• _Written task_
Locate every line in the data below that contains the string "panel" and copy each one. The match is case-sensitive.

[Start The records]

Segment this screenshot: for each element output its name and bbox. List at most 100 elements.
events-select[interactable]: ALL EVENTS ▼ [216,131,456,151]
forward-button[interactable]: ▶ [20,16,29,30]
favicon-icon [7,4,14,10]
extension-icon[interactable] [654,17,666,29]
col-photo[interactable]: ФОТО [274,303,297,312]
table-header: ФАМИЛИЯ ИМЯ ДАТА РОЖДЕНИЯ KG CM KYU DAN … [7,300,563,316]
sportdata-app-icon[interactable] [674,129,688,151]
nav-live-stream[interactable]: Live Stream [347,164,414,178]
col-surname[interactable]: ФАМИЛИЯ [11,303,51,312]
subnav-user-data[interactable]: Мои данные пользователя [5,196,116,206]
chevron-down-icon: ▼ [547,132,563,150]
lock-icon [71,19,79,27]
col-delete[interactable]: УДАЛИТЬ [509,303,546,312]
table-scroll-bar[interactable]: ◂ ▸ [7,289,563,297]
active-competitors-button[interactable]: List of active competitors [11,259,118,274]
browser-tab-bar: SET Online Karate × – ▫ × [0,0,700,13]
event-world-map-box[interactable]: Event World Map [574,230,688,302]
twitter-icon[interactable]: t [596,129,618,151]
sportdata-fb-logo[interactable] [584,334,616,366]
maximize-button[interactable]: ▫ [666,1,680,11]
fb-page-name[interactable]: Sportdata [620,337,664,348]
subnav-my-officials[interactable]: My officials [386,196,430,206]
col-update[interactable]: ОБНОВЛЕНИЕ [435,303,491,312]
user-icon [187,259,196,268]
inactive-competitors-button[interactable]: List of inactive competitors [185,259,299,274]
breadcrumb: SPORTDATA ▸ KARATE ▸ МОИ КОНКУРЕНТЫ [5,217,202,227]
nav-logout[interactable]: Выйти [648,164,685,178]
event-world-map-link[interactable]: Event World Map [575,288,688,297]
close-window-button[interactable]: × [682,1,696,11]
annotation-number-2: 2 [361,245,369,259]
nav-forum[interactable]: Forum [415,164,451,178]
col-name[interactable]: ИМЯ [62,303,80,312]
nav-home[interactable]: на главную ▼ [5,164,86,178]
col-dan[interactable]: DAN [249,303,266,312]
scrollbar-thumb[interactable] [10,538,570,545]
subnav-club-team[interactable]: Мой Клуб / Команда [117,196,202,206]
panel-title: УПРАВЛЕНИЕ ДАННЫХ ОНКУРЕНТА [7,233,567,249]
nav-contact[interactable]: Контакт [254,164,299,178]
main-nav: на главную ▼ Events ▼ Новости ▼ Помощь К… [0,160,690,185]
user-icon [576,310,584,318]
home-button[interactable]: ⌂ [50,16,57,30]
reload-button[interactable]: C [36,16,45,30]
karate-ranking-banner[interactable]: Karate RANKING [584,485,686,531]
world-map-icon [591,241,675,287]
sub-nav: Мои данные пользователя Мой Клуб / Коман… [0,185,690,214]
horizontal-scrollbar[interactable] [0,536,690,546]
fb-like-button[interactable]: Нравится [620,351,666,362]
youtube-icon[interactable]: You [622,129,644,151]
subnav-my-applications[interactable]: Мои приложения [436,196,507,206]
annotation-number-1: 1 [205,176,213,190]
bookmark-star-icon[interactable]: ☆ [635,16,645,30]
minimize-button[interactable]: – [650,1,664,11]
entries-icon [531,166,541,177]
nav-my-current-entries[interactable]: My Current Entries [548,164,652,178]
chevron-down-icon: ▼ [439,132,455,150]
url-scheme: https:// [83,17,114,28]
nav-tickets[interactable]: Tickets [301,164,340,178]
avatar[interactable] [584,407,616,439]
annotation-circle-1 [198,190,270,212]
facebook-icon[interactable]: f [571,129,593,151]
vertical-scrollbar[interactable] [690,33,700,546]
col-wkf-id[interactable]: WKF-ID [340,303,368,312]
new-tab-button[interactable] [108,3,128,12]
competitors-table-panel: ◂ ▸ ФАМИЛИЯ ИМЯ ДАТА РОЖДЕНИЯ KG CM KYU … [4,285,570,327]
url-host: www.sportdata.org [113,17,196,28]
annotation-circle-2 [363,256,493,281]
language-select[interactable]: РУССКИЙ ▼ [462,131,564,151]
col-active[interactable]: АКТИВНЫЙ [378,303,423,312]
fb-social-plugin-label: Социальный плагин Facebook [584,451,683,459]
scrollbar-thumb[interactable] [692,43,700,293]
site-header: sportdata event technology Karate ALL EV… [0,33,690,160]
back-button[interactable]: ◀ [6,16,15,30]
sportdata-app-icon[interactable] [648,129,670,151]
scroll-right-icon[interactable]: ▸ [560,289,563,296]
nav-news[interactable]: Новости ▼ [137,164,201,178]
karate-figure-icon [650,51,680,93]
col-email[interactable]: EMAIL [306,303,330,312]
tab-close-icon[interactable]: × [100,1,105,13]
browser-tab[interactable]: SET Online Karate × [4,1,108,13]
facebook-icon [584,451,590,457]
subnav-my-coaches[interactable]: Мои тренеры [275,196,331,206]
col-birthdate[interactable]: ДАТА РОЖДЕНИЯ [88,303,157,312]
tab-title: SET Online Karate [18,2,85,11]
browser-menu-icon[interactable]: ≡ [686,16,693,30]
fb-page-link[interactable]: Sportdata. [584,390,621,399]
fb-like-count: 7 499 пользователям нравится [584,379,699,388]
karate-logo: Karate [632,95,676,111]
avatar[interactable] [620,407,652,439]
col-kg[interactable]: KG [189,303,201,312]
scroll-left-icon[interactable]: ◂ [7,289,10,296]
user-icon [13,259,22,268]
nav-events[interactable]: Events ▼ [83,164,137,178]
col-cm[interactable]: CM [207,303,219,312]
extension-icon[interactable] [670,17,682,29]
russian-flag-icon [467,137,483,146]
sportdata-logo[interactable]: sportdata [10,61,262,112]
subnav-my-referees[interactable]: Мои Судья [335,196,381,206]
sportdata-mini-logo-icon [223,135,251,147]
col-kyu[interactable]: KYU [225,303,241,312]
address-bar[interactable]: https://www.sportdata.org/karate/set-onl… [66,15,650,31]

[End The records]

• _Response to the task_
panel-title: УПРАВЛЕНИЕ ДАННЫХ ОНКУРЕНТА [7,233,567,249]
competitors-table-panel: ◂ ▸ ФАМИЛИЯ ИМЯ ДАТА РОЖДЕНИЯ KG CM KYU … [4,285,570,327]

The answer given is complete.